PERMINTAAN>
Lanjutkan tulisan tentang prototipe iPod yang bisa dipakai menelepon, mulai dari bagian tempat tulisan itu berhenti.

CUPLIKAN HALAMAN>

Setelah berjuang selama kurang lebih setengah tahun, tim Fadell berhasil menciptakan prototype ‘iPod yang bisa dipakai menelepon’ yang benar-benar fungsional. Click wheel ikonik pada iPod ini digunakan sebagai dialer, memilih nomor terasa nostalgik seperti menggunakan telepon rotary model lama. Perangkat ini bisa dipakai untuk melakukan dan menerima panggilan telepon. Scrolling pada buku alamat dan kontak sangat mudah dan menyenangkan. Apple mengajukan beberapa paten dari eksperimen ini. Salah satu anggota tim mengusulkan bahwa iPod plus telepon ini harus bisa mengirimkan SMS dengan sistem predictive text. Sebuah paten didaftarkan untuk inovasi ini atas nama Jobs, Forstall, Ording, dan Chaudri.

Sedihnya, P1 memiliki terlalu banyak batasan. Ingin menelepon saja terasa lama karena harus memutar dial terlebih dahulu. Perangkat ini juga terlalu terbatas. Tidak bisa menjelajahi internet, dan tidak bisa menjalankan aplikasi. Tim yang mengembangkan P1 selalu berdiskusi dengan panas karena mereka semua ingin perangkat ini ‘menang’ dan menjadi produk yang dilempar ke konsumen. “P1 punya layar yang sangat kecil karena ‘roda’ di perangkat ini sudah makan tempat. Kami macet di sini.. Tapi terkadang kita memang harus mencoba sesuatu hanya untuk membuangnya kemudian” ujar Fadell dengan nada getir.

Setelah enam bulan mengerjakan ‘iPod plus telepon’ P1 ini, Jobs memutuskan untuk menutup proyek. “Sejujurnya kita bisa melakukan lebih baik,” ujarnya kepada tim. Fadell waktu itu masih benci mengakui kekalahan. “Pendekatan multi-touch lebih berisiko karena belum pernah ada yang mencobanya dan karena mereka tidak yakin bahwa semua hal bisa dijejalkan ke dalam hardware itu,” ujarnya. Fadell juga masih skeptis terhadap form factor layar sentuh. Dia pernah menggunakan Palm Pilot dan menurutnya layar sentuh tidak menyenangkan.

Jobs menengahi suasana tidak kondusif tersebut. “Kita semua tahu bahwa ini yang ingin kita lakukan.” Ujar Jobs. “Jadi ayo kita kerjakan.”

Dua tahun kemudian, Jobs malah menjadikan ‘iPod plus telepon’ ini sebagai candaan ketika rilis iPhone. Setelah mengatakan bahwa perangkat yang akan dirilis Apple ini adalah sebuah ponsel, sebuah pemutar musik, dan internet communicator, Jobs kemudian menampilkan slide ‘iPod plus telepon’. Audiens waktu itu hampir saja percaya bahwa ini adalah perangkat yang akan dirilis Apple. Beberapa di antara mereka bahkan bertepuk tangan canggung sebelum Jobs mengatakan, “Oh, bukan.. bukan yang ini..”

DATA TERSEDIA>
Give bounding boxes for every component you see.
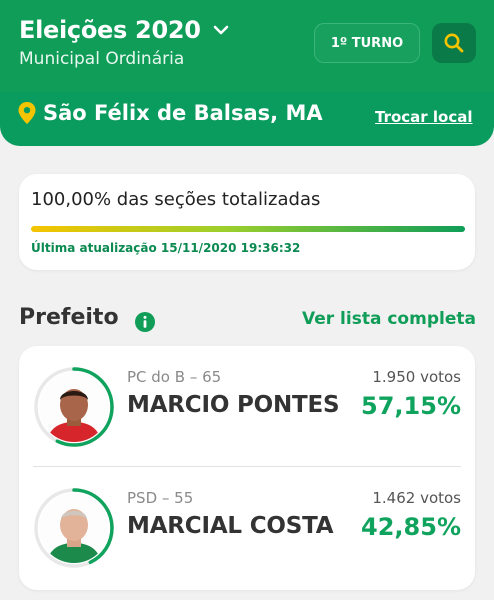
candidates-card: PC do B – 65 MARCIO PONTES 1.950 votos 5… — [19, 346, 475, 590]
candidate-photo — [39, 372, 109, 442]
election-selector[interactable]: Eleições 2020 — [19, 16, 231, 44]
candidate-name: MARCIO PONTES — [127, 392, 340, 418]
election-subtitle: Municipal Ordinária — [19, 49, 185, 69]
progress-bar-fill — [31, 226, 465, 232]
candidate-votes: 1.462 votos — [372, 489, 461, 507]
search-icon — [444, 33, 464, 53]
candidate-avatar — [33, 487, 115, 569]
full-list-link[interactable]: Ver lista completa — [302, 309, 476, 329]
search-button[interactable] — [432, 23, 476, 63]
candidate-percent: 57,15% — [361, 392, 461, 420]
progress-bar — [31, 226, 465, 232]
totalization-title: 100,00% das seções totalizadas — [31, 189, 321, 210]
candidate-name: MARCIAL COSTA — [127, 513, 334, 539]
candidate-party: PSD – 55 — [127, 489, 194, 507]
change-location-link[interactable]: Trocar local — [375, 108, 473, 126]
candidate-avatar — [33, 366, 115, 448]
header: Eleições 2020 Municipal Ordinária 1º TUR… — [0, 0, 494, 146]
election-title: Eleições 2020 — [19, 16, 201, 44]
section-title: Prefeito — [19, 305, 119, 330]
location-pin-icon — [18, 102, 36, 124]
chevron-down-icon — [213, 25, 228, 35]
candidate-photo — [39, 493, 109, 563]
last-update: Última atualização 15/11/2020 19:36:32 — [31, 241, 301, 255]
location-name: São Félix de Balsas, MA — [43, 101, 323, 125]
candidate-party: PC do B – 65 — [127, 368, 222, 386]
turno-button[interactable]: 1º TURNO — [314, 23, 420, 63]
location-row: São Félix de Balsas, MA — [18, 101, 323, 125]
totalization-card: 100,00% das seções totalizadas Última at… — [19, 174, 475, 270]
candidate-percent: 42,85% — [361, 513, 461, 541]
candidate-row[interactable]: PSD – 55 MARCIAL COSTA 1.462 votos 42,85… — [19, 467, 475, 587]
info-icon[interactable] — [135, 312, 155, 332]
candidate-row[interactable]: PC do B – 65 MARCIO PONTES 1.950 votos 5… — [19, 346, 475, 466]
candidate-votes: 1.950 votos — [372, 368, 461, 386]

HASIL>
‘iPod plus Phone’ via Apple Insider

Tim Baru Mengambil Alih dengan Kekuatan Penuh

via CultofMac

Setelah keputusan untuk berfokus dengan P2, Jony Ive diserahi tanggung jawab untuk desain. Fadell akan bertanggung jawab pada engineering, sementara Forstall, yang sebelumnya memegang tanggung jawab untuk Mac OSX, diberi tugas untuk menyesuaikan operating system PC menjadi operating system ponsel yang benar-benar baru. Uniknya. tim desain mengerjakan iPhone tanpa melihat sistem operasinya sama sekali. Jadi mereka mengerjakan prototype dengan layar kosong atau dengan ikon-ikon buatan alakadarnya. Sementara itu, engineer diberi akses untuk melihat hardware secara utuh. “Saya masih tidak paham sampai sekarang, apa ikon petir yang ada di mock produk ini,” ujar salah seorang desainer di tim setengah bercanda ketika membahas ikon-ikon di layar palsu iOS.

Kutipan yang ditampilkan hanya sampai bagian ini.